-- start of Task inputs --

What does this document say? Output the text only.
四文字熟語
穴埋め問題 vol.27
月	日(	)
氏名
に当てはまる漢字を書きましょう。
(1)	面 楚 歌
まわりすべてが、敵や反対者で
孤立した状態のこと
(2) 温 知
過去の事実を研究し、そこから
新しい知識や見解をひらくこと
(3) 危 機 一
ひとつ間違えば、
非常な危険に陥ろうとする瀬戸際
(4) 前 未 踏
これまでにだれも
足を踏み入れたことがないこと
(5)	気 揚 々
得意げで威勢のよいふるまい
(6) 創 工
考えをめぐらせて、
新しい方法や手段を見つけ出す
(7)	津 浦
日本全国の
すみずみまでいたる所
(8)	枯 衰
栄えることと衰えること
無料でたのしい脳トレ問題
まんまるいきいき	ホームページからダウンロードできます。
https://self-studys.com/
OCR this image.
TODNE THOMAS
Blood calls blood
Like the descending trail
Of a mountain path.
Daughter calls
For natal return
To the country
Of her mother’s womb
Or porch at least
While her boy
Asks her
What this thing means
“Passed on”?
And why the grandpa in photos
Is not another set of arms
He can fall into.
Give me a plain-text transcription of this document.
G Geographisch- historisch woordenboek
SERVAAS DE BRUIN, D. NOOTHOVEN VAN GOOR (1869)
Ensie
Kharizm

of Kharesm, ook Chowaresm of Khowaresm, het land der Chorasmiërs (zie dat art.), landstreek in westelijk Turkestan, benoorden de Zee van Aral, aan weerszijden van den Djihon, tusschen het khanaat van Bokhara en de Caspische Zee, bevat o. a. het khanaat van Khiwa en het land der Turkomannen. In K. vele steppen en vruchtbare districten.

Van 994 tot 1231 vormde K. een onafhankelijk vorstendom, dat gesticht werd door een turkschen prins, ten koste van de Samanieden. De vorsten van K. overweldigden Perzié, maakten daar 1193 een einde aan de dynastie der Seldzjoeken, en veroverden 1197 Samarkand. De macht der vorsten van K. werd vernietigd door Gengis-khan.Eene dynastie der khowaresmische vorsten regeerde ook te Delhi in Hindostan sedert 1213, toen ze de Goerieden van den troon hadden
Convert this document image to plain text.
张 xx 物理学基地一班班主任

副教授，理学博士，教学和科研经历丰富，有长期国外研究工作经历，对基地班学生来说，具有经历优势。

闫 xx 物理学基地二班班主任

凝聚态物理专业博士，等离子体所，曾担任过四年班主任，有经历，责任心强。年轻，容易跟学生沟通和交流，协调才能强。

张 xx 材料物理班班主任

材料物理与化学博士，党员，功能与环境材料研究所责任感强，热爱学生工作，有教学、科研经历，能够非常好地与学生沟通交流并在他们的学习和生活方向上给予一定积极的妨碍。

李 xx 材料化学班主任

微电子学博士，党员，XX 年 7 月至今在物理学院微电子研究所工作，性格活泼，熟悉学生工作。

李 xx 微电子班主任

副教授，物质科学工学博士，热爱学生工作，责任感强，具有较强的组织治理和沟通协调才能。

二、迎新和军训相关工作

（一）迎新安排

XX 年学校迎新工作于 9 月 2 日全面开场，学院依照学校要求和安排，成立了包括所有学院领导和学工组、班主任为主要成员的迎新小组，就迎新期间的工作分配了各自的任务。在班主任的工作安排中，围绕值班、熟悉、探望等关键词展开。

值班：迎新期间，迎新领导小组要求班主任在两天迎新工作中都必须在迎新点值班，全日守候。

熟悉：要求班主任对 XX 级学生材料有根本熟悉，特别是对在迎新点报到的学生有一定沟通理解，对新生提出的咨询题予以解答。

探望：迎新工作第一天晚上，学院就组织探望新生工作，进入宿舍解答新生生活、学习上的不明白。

-- end of Task inputs --

[Stated problem]
Output the lines above verbatim and in full.

[Answer to the task]
What does this document say? Output the text only.
四文字熟語
穴埋め問題 vol.27
月	日(	)
氏名
に当てはまる漢字を書きましょう。
(1)	面 楚 歌
まわりすべてが、敵や反対者で
孤立した状態のこと
(2) 温 知
過去の事実を研究し、そこから
新しい知識や見解をひらくこと
(3) 危 機 一
ひとつ間違えば、
非常な危険に陥ろうとする瀬戸際
(4) 前 未 踏
これまでにだれも
足を踏み入れたことがないこと
(5)	気 揚 々
得意げで威勢のよいふるまい
(6) 創 工
考えをめぐらせて、
新しい方法や手段を見つけ出す
(7)	津 浦
日本全国の
すみずみまでいたる所
(8)	枯 衰
栄えることと衰えること
無料でたのしい脳トレ問題
まんまるいきいき	ホームページからダウンロードできます。
https://self-studys.com/
OCR this image.
TODNE THOMAS
Blood calls blood
Like the descending trail
Of a mountain path.
Daughter calls
For natal return
To the country
Of her mother’s womb
Or porch at least
While her boy
Asks her
What this thing means
“Passed on”?
And why the grandpa in photos
Is not another set of arms
He can fall into.
Give me a plain-text transcription of this document.
G Geographisch- historisch woordenboek
SERVAAS DE BRUIN, D. NOOTHOVEN VAN GOOR (1869)
Ensie
Kharizm

of Kharesm, ook Chowaresm of Khowaresm, het land der Chorasmiërs (zie dat art.), landstreek in westelijk Turkestan, benoorden de Zee van Aral, aan weerszijden van den Djihon, tusschen het khanaat van Bokhara en de Caspische Zee, bevat o. a. het khanaat van Khiwa en het land der Turkomannen. In K. vele steppen en vruchtbare districten.

Van 994 tot 1231 vormde K. een onafhankelijk vorstendom, dat gesticht werd door een turkschen prins, ten koste van de Samanieden. De vorsten van K. overweldigden Perzié, maakten daar 1193 een einde aan de dynastie der Seldzjoeken, en veroverden 1197 Samarkand. De macht der vorsten van K. werd vernietigd door Gengis-khan.Eene dynastie der khowaresmische vorsten regeerde ook te Delhi in Hindostan sedert 1213, toen ze de Goerieden van den troon hadden
Convert this document image to plain text.
张 xx 物理学基地一班班主任

副教授，理学博士，教学和科研经历丰富，有长期国外研究工作经历，对基地班学生来说，具有经历优势。

闫 xx 物理学基地二班班主任

凝聚态物理专业博士，等离子体所，曾担任过四年班主任，有经历，责任心强。年轻，容易跟学生沟通和交流，协调才能强。

张 xx 材料物理班班主任

材料物理与化学博士，党员，功能与环境材料研究所责任感强，热爱学生工作，有教学、科研经历，能够非常好地与学生沟通交流并在他们的学习和生活方向上给予一定积极的妨碍。

李 xx 材料化学班主任

微电子学博士，党员，XX 年 7 月至今在物理学院微电子研究所工作，性格活泼，熟悉学生工作。

李 xx 微电子班主任

副教授，物质科学工学博士，热爱学生工作，责任感强，具有较强的组织治理和沟通协调才能。

二、迎新和军训相关工作

（一）迎新安排

XX 年学校迎新工作于 9 月 2 日全面开场，学院依照学校要求和安排，成立了包括所有学院领导和学工组、班主任为主要成员的迎新小组，就迎新期间的工作分配了各自的任务。在班主任的工作安排中，围绕值班、熟悉、探望等关键词展开。

值班：迎新期间，迎新领导小组要求班主任在两天迎新工作中都必须在迎新点值班，全日守候。

熟悉：要求班主任对 XX 级学生材料有根本熟悉，特别是对在迎新点报到的学生有一定沟通理解，对新生提出的咨询题予以解答。

探望：迎新工作第一天晚上，学院就组织探望新生工作，进入宿舍解答新生生活、学习上的不明白。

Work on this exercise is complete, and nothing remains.